Exercise goal: Exclude the pictures, then repeat the remaining data exactly.

Provided data:

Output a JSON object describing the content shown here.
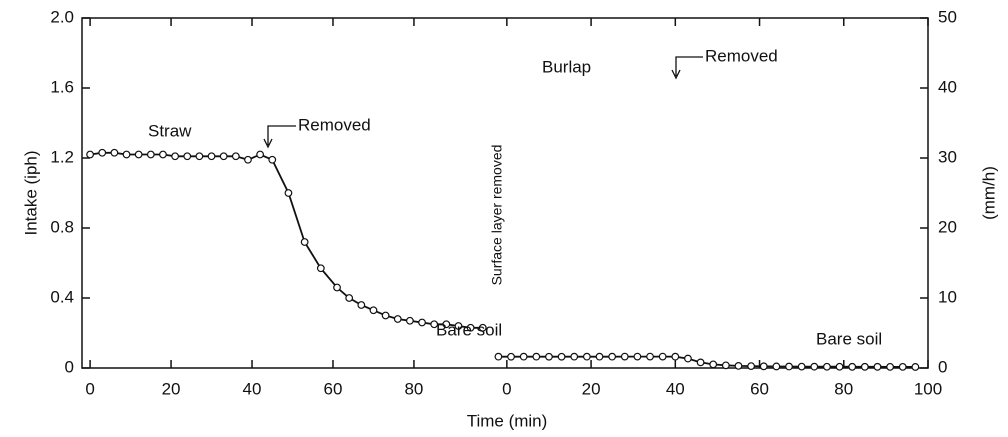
{
  "chart_data": [
    {
      "type": "line",
      "xlabel": "Time (min)",
      "ylabel": "Intake (iph)",
      "xlim": [
        -2,
        102
      ],
      "xticks": [
        0,
        20,
        40,
        60,
        80
      ],
      "ylim": [
        0,
        2
      ],
      "yticks": [
        0,
        0.4,
        0.8,
        1.2,
        1.6,
        {
          "value": 2,
          "label": "2.0"
        }
      ],
      "annotations": [
        "Straw",
        "Removed",
        "Bare soil",
        "Surface layer removed"
      ],
      "series": [
        {
          "color": "#111111",
          "x": [
            0,
            3,
            6,
            9,
            12,
            15,
            18,
            21,
            24,
            27,
            30,
            33,
            36,
            39,
            42,
            45,
            49,
            53,
            57,
            61,
            64,
            67,
            70,
            73,
            76,
            79,
            82,
            85,
            88,
            91,
            94,
            97
          ],
          "values": [
            1.22,
            1.23,
            1.23,
            1.22,
            1.22,
            1.22,
            1.22,
            1.21,
            1.21,
            1.21,
            1.21,
            1.21,
            1.21,
            1.19,
            1.22,
            1.19,
            1.0,
            0.72,
            0.57,
            0.46,
            0.4,
            0.36,
            0.33,
            0.3,
            0.28,
            0.27,
            0.26,
            0.25,
            0.25,
            0.24,
            0.23,
            0.23
          ]
        }
      ]
    },
    {
      "type": "line",
      "xlim": [
        -4,
        100
      ],
      "xticks": [
        0,
        20,
        40,
        60,
        80,
        100
      ],
      "y2label": "(mm/h)",
      "y2lim": [
        0,
        50
      ],
      "y2ticks": [
        0,
        10,
        20,
        30,
        40,
        50
      ],
      "annotations": [
        "Burlap",
        "Removed",
        "Bare soil"
      ],
      "series": [
        {
          "color": "#111111",
          "x": [
            -2,
            1,
            4,
            7,
            10,
            13,
            16,
            19,
            22,
            25,
            28,
            31,
            34,
            37,
            40,
            43,
            46,
            49,
            52,
            55,
            58,
            61,
            64,
            67,
            70,
            73,
            76,
            79,
            82,
            85,
            88,
            91,
            94,
            97
          ],
          "values": [
            1.62,
            1.61,
            1.62,
            1.62,
            1.61,
            1.61,
            1.62,
            1.62,
            1.62,
            1.62,
            1.63,
            1.63,
            1.63,
            1.63,
            1.62,
            1.35,
            0.8,
            0.52,
            0.38,
            0.3,
            0.27,
            0.24,
            0.22,
            0.21,
            0.2,
            0.19,
            0.18,
            0.18,
            0.17,
            0.17,
            0.17,
            0.16,
            0.16,
            0.15
          ]
        }
      ]
    }
  ]
}
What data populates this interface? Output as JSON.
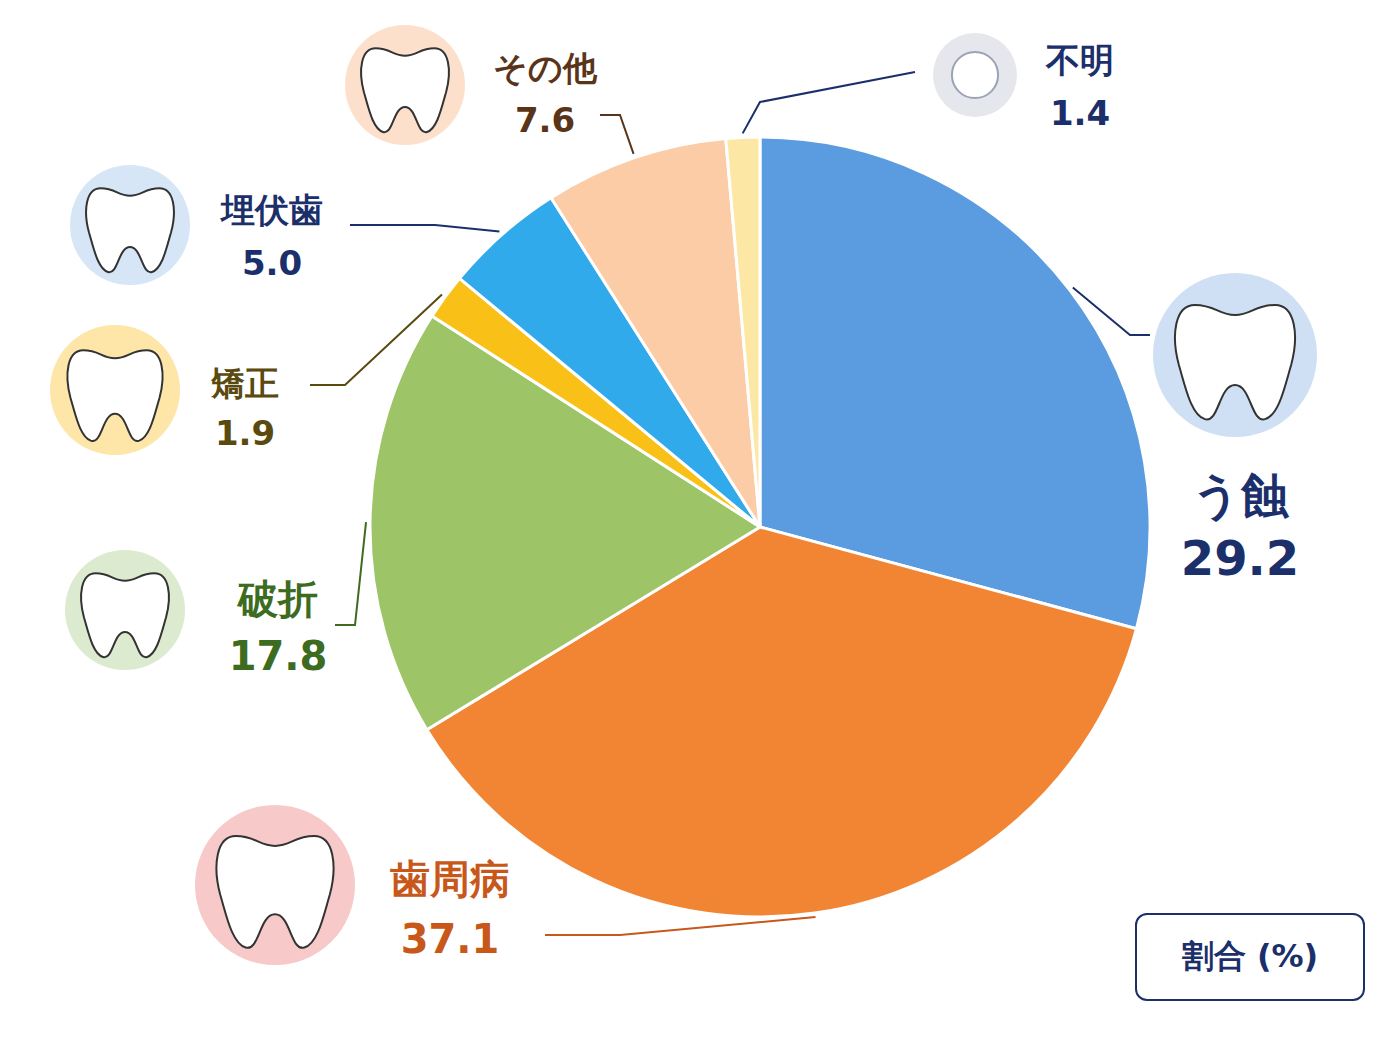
{
  "chart_data": {
    "type": "pie",
    "categories": [
      "う蝕",
      "歯周病",
      "破折",
      "矯正",
      "埋伏歯",
      "その他",
      "不明"
    ],
    "values": [
      29.2,
      37.1,
      17.8,
      1.9,
      5.0,
      7.6,
      1.4
    ],
    "value_labels": [
      "29.2",
      "37.1",
      "17.8",
      "1.9",
      "5.0",
      "7.6",
      "1.4"
    ],
    "colors": [
      "#5b9bdf",
      "#f28533",
      "#9dc466",
      "#f9c117",
      "#30aaeb",
      "#fccca6",
      "#fce8a4"
    ],
    "data_labels": true,
    "annotations": [
      "割合 (%)"
    ]
  }
}
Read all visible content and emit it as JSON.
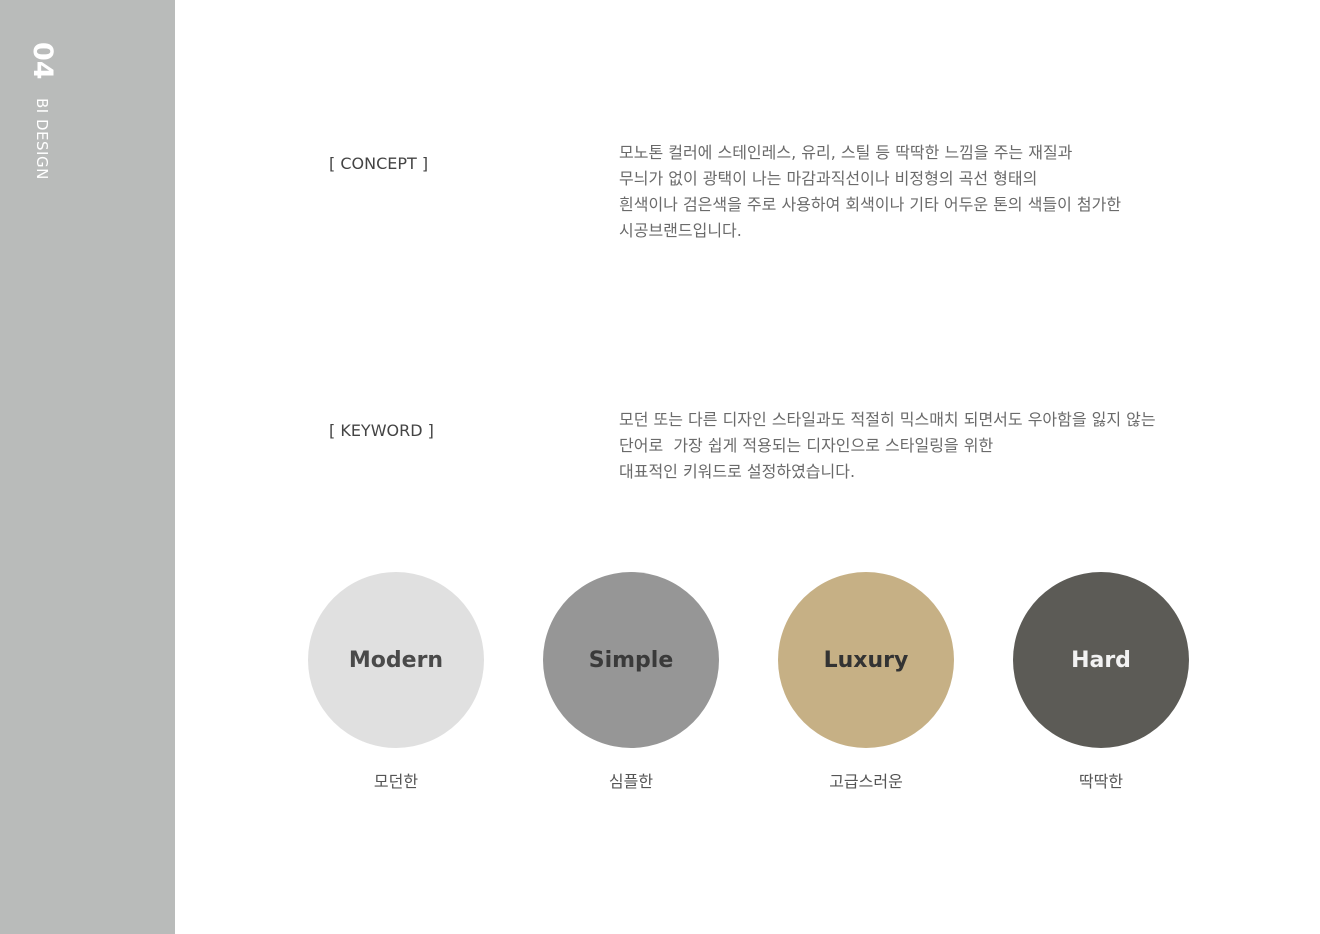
{
  "sidebar": {
    "number": "04",
    "title": "BI DESIGN"
  },
  "concept": {
    "label": "[ CONCEPT ]",
    "lines": [
      "모노톤 컬러에 스테인레스, 유리, 스틸 등 딱딱한 느낌을 주는 재질과",
      "무늬가 없이 광택이 나는 마감과직선이나 비정형의 곡선 형태의",
      "흰색이나 검은색을 주로 사용하여 회색이나 기타 어두운 톤의 색들이 첨가한",
      "시공브랜드입니다."
    ]
  },
  "keyword": {
    "label": "[ KEYWORD ]",
    "lines": [
      "모던 또는 다른 디자인 스타일과도 적절히 믹스매치 되면서도 우아함을 잃지 않는",
      "단어로  가장 쉽게 적용되는 디자인으로 스타일링을 위한",
      "대표적인 키워드로 설정하였습니다."
    ]
  },
  "keywords": [
    {
      "name": "Modern",
      "caption": "모던한",
      "color": "#e0e0e0",
      "text_color": "#4a4a4a"
    },
    {
      "name": "Simple",
      "caption": "심플한",
      "color": "#969696",
      "text_color": "#3a3a3a"
    },
    {
      "name": "Luxury",
      "caption": "고급스러운",
      "color": "#c6b085",
      "text_color": "#333333"
    },
    {
      "name": "Hard",
      "caption": "딱딱한",
      "color": "#5c5b56",
      "text_color": "#f2f2f2"
    }
  ]
}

Complete response:
Output a JSON object describing the content shown here.
{
  "chart_data": [
    {
      "type": "line",
      "xlabel": "Time (min)",
      "ylabel": "Intake (iph)",
      "xlim": [
        -2,
        102
      ],
      "xticks": [
        0,
        20,
        40,
        60,
        80
      ],
      "ylim": [
        0,
        2
      ],
      "yticks": [
        0,
        0.4,
        0.8,
        1.2,
        1.6,
        {
          "value": 2,
          "label": "2.0"
        }
      ],
      "annotations": [
        "Straw",
        "Removed",
        "Bare soil",
        "Surface layer removed"
      ],
      "series": [
        {
          "color": "#111111",
          "x": [
            0,
            3,
            6,
            9,
            12,
            15,
            18,
            21,
            24,
            27,
            30,
            33,
            36,
            39,
            42,
            45,
            49,
            53,
            57,
            61,
            64,
            67,
            70,
            73,
            76,
            79,
            82,
            85,
            88,
            91,
            94,
            97
          ],
          "values": [
            1.22,
            1.23,
            1.23,
            1.22,
            1.22,
            1.22,
            1.22,
            1.21,
            1.21,
            1.21,
            1.21,
            1.21,
            1.21,
            1.19,
            1.22,
            1.19,
            1.0,
            0.72,
            0.57,
            0.46,
            0.4,
            0.36,
            0.33,
            0.3,
            0.28,
            0.27,
            0.26,
            0.25,
            0.25,
            0.24,
            0.23,
            0.23
          ]
        }
      ]
    },
    {
      "type": "line",
      "xlim": [
        -4,
        100
      ],
      "xticks": [
        0,
        20,
        40,
        60,
        80,
        100
      ],
      "y2label": "(mm/h)",
      "y2lim": [
        0,
        50
      ],
      "y2ticks": [
        0,
        10,
        20,
        30,
        40,
        50
      ],
      "annotations": [
        "Burlap",
        "Removed",
        "Bare soil"
      ],
      "series": [
        {
          "color": "#111111",
          "x": [
            -2,
            1,
            4,
            7,
            10,
            13,
            16,
            19,
            22,
            25,
            28,
            31,
            34,
            37,
            40,
            43,
            46,
            49,
            52,
            55,
            58,
            61,
            64,
            67,
            70,
            73,
            76,
            79,
            82,
            85,
            88,
            91,
            94,
            97
          ],
          "values": [
            1.62,
            1.61,
            1.62,
            1.62,
            1.61,
            1.61,
            1.62,
            1.62,
            1.62,
            1.62,
            1.63,
            1.63,
            1.63,
            1.63,
            1.62,
            1.35,
            0.8,
            0.52,
            0.38,
            0.3,
            0.27,
            0.24,
            0.22,
            0.21,
            0.2,
            0.19,
            0.18,
            0.18,
            0.17,
            0.17,
            0.17,
            0.16,
            0.16,
            0.15
          ]
        }
      ]
    }
  ]
}
What data populates this interface? Output as JSON.
{
  "chart_data": {
    "type": "pie",
    "categories": [
      "う蝕",
      "歯周病",
      "破折",
      "矯正",
      "埋伏歯",
      "その他",
      "不明"
    ],
    "values": [
      29.2,
      37.1,
      17.8,
      1.9,
      5.0,
      7.6,
      1.4
    ],
    "value_labels": [
      "29.2",
      "37.1",
      "17.8",
      "1.9",
      "5.0",
      "7.6",
      "1.4"
    ],
    "colors": [
      "#5b9bdf",
      "#f28533",
      "#9dc466",
      "#f9c117",
      "#30aaeb",
      "#fccca6",
      "#fce8a4"
    ],
    "data_labels": true,
    "annotations": [
      "割合 (%)"
    ]
  }
}
Read all visible content and emit it as JSON.
{
  "sidebar": {
    "number": "04",
    "title": "BI DESIGN"
  },
  "concept": {
    "label": "[ CONCEPT ]",
    "lines": [
      "모노톤 컬러에 스테인레스, 유리, 스틸 등 딱딱한 느낌을 주는 재질과",
      "무늬가 없이 광택이 나는 마감과직선이나 비정형의 곡선 형태의",
      "흰색이나 검은색을 주로 사용하여 회색이나 기타 어두운 톤의 색들이 첨가한",
      "시공브랜드입니다."
    ]
  },
  "keyword": {
    "label": "[ KEYWORD ]",
    "lines": [
      "모던 또는 다른 디자인 스타일과도 적절히 믹스매치 되면서도 우아함을 잃지 않는",
      "단어로  가장 쉽게 적용되는 디자인으로 스타일링을 위한",
      "대표적인 키워드로 설정하였습니다."
    ]
  },
  "keywords": [
    {
      "name": "Modern",
      "caption": "모던한",
      "color": "#e0e0e0",
      "text_color": "#4a4a4a"
    },
    {
      "name": "Simple",
      "caption": "심플한",
      "color": "#969696",
      "text_color": "#3a3a3a"
    },
    {
      "name": "Luxury",
      "caption": "고급스러운",
      "color": "#c6b085",
      "text_color": "#333333"
    },
    {
      "name": "Hard",
      "caption": "딱딱한",
      "color": "#5c5b56",
      "text_color": "#f2f2f2"
    }
  ]
}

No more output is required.